▸ Your instructions: Reproduce the lines below in full, replacing "Vehicle emissions" with "On-road vehicle emissions" and leaving everything else as it stands.

▸ Stored data:
▼▼▼

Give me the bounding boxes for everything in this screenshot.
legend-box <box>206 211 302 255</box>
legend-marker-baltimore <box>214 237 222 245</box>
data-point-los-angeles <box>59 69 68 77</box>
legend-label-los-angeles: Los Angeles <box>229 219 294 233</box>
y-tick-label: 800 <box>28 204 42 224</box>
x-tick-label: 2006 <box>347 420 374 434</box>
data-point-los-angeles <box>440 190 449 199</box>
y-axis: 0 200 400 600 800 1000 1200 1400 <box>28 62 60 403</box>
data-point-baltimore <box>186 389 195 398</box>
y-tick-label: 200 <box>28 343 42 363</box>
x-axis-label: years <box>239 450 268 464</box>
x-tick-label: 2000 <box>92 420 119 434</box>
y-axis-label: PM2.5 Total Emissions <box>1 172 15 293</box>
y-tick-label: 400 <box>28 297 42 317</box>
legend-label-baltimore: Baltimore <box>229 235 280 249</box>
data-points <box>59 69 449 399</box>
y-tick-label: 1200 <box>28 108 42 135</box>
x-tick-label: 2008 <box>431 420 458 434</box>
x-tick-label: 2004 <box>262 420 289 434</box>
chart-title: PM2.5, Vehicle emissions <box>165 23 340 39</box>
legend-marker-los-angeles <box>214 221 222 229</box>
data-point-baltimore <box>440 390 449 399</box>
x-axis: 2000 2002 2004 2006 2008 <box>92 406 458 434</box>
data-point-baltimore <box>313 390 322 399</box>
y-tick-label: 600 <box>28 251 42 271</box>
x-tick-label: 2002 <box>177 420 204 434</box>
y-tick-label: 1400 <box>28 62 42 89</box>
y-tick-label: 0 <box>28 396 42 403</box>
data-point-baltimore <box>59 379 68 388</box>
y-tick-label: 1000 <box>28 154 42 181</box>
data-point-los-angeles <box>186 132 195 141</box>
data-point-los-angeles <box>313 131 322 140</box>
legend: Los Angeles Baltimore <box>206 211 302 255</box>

▲▲▲

▸ Final result:
Give me the bounding boxes for everything in this screenshot.
legend-box <box>206 211 302 255</box>
legend-marker-baltimore <box>214 237 222 245</box>
data-point-los-angeles <box>59 69 68 77</box>
legend-label-los-angeles: Los Angeles <box>229 219 294 233</box>
y-tick-label: 800 <box>28 204 42 224</box>
x-tick-label: 2006 <box>347 420 374 434</box>
data-point-los-angeles <box>440 190 449 199</box>
y-axis: 0 200 400 600 800 1000 1200 1400 <box>28 62 60 403</box>
data-point-baltimore <box>186 389 195 398</box>
y-tick-label: 200 <box>28 343 42 363</box>
x-axis-label: years <box>239 450 268 464</box>
x-tick-label: 2000 <box>92 420 119 434</box>
y-axis-label: PM2.5 Total Emissions <box>1 172 15 293</box>
y-tick-label: 400 <box>28 297 42 317</box>
legend-label-baltimore: Baltimore <box>229 235 280 249</box>
data-points <box>59 69 449 399</box>
y-tick-label: 1200 <box>28 108 42 135</box>
x-tick-label: 2008 <box>431 420 458 434</box>
x-tick-label: 2004 <box>262 420 289 434</box>
chart-title: PM2.5, On-road vehicle emissions <box>165 23 340 39</box>
legend-marker-los-angeles <box>214 221 222 229</box>
data-point-baltimore <box>440 390 449 399</box>
x-axis: 2000 2002 2004 2006 2008 <box>92 406 458 434</box>
data-point-baltimore <box>313 390 322 399</box>
y-tick-label: 600 <box>28 251 42 271</box>
x-tick-label: 2002 <box>177 420 204 434</box>
y-tick-label: 1400 <box>28 62 42 89</box>
y-tick-label: 0 <box>28 396 42 403</box>
data-point-baltimore <box>59 379 68 388</box>
y-tick-label: 1000 <box>28 154 42 181</box>
data-point-los-angeles <box>186 132 195 141</box>
data-point-los-angeles <box>313 131 322 140</box>
legend: Los Angeles Baltimore <box>206 211 302 255</box>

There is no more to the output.